Request
Give back exactly the lines from the "Read all visible content and emit it as JSON." line to the final line of the records, and only those, minus any pictures.

Source material
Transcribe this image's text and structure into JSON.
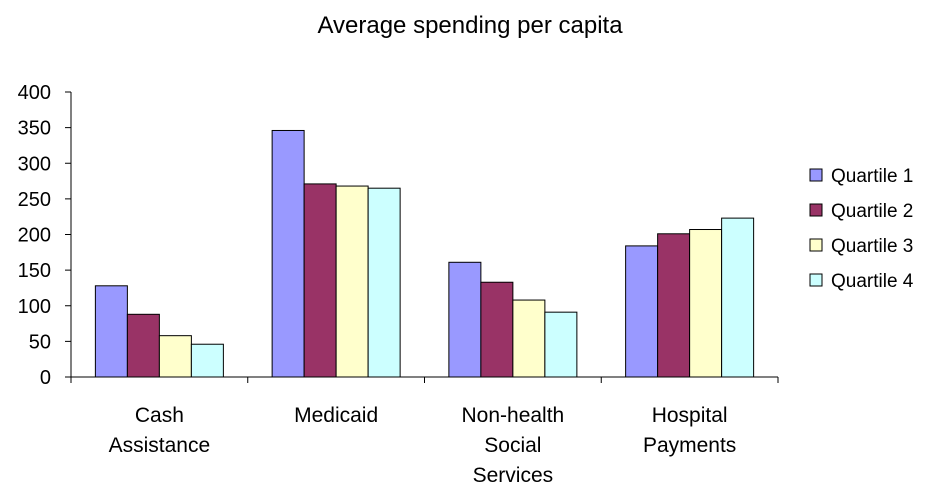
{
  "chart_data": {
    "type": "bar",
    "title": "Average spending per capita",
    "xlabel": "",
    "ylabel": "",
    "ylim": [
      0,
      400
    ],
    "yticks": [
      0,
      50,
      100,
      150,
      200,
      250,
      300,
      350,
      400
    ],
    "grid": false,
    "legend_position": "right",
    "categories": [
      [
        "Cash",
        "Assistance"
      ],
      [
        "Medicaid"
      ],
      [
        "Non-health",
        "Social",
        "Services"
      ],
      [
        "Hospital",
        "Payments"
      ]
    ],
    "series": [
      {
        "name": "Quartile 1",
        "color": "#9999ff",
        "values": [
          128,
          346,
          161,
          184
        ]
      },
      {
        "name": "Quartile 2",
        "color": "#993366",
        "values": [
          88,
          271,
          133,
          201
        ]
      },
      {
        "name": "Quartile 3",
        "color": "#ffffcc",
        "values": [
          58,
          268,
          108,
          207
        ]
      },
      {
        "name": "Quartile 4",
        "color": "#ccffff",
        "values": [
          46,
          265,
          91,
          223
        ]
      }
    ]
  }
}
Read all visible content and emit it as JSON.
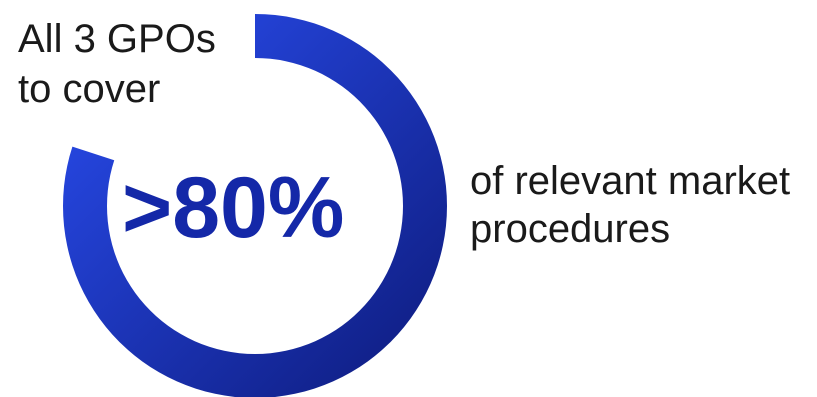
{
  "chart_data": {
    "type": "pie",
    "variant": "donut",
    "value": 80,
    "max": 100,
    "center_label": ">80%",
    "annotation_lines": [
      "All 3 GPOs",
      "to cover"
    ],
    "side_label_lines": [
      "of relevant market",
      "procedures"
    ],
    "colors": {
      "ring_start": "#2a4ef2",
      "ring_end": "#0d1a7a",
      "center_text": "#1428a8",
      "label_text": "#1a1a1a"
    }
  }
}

Full response
Read all visible content and emit it as JSON.
{
  "chart_data": {
    "type": "pie",
    "variant": "donut",
    "value": 80,
    "max": 100,
    "center_label": ">80%",
    "annotation_lines": [
      "All 3 GPOs",
      "to cover"
    ],
    "side_label_lines": [
      "of relevant market",
      "procedures"
    ],
    "colors": {
      "ring_start": "#2a4ef2",
      "ring_end": "#0d1a7a",
      "center_text": "#1428a8",
      "label_text": "#1a1a1a"
    }
  }
}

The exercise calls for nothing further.